Dataset items:
:::::
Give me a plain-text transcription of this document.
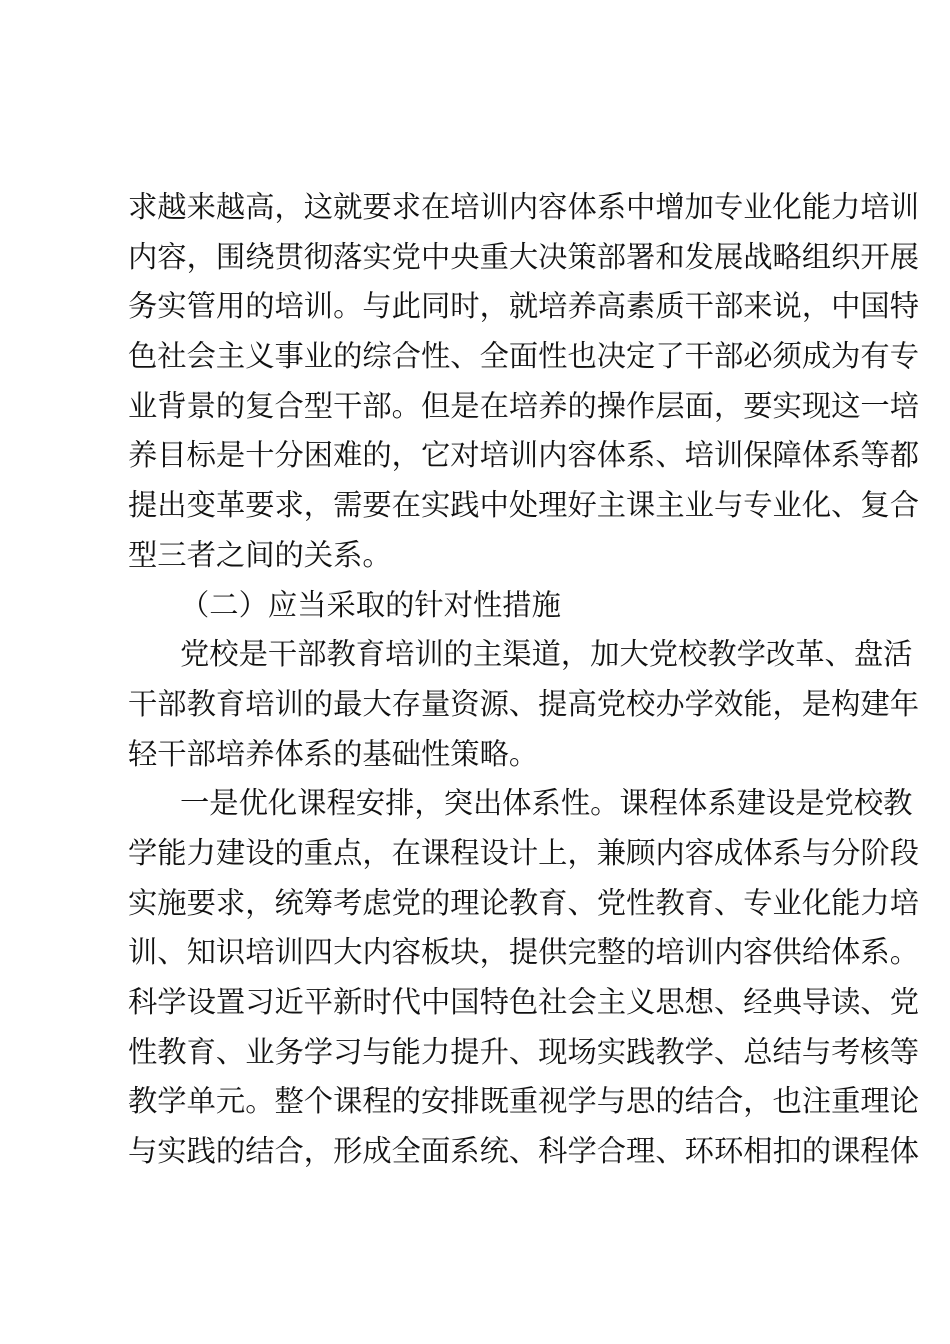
求越来越高，这就要求在培训内容体系中增加专业化能力培训
内容，围绕贯彻落实党中央重大决策部署和发展战略组织开展
务实管用的培训。与此同时，就培养高素质干部来说，中国特
色社会主义事业的综合性、全面性也决定了干部必须成为有专
业背景的复合型干部。但是在培养的操作层面，要实现这一培
养目标是十分困难的，它对培训内容体系、培训保障体系等都
提出变革要求，需要在实践中处理好主课主业与专业化、复合
型三者之间的关系。
（二）应当采取的针对性措施
党校是干部教育培训的主渠道，加大党校教学改革、盘活
干部教育培训的最大存量资源、提高党校办学效能，是构建年
轻干部培养体系的基础性策略。
一是优化课程安排，突出体系性。课程体系建设是党校教
学能力建设的重点，在课程设计上，兼顾内容成体系与分阶段
实施要求，统筹考虑党的理论教育、党性教育、专业化能力培
训、知识培训四大内容板块，提供完整的培训内容供给体系。
科学设置习近平新时代中国特色社会主义思想、经典导读、党
性教育、业务学习与能力提升、现场实践教学、总结与考核等
教学单元。整个课程的安排既重视学与思的结合，也注重理论
与实践的结合，形成全面系统、科学合理、环环相扣的课程体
:::::
- Stated problem -
Write the entries above out again exactly, but not the pictures.

- Complete response -
Give me a plain-text transcription of this document.
求越来越高，这就要求在培训内容体系中增加专业化能力培训
内容，围绕贯彻落实党中央重大决策部署和发展战略组织开展
务实管用的培训。与此同时，就培养高素质干部来说，中国特
色社会主义事业的综合性、全面性也决定了干部必须成为有专
业背景的复合型干部。但是在培养的操作层面，要实现这一培
养目标是十分困难的，它对培训内容体系、培训保障体系等都
提出变革要求，需要在实践中处理好主课主业与专业化、复合
型三者之间的关系。
（二）应当采取的针对性措施
党校是干部教育培训的主渠道，加大党校教学改革、盘活
干部教育培训的最大存量资源、提高党校办学效能，是构建年
轻干部培养体系的基础性策略。
一是优化课程安排，突出体系性。课程体系建设是党校教
学能力建设的重点，在课程设计上，兼顾内容成体系与分阶段
实施要求，统筹考虑党的理论教育、党性教育、专业化能力培
训、知识培训四大内容板块，提供完整的培训内容供给体系。
科学设置习近平新时代中国特色社会主义思想、经典导读、党
性教育、业务学习与能力提升、现场实践教学、总结与考核等
教学单元。整个课程的安排既重视学与思的结合，也注重理论
与实践的结合，形成全面系统、科学合理、环环相扣的课程体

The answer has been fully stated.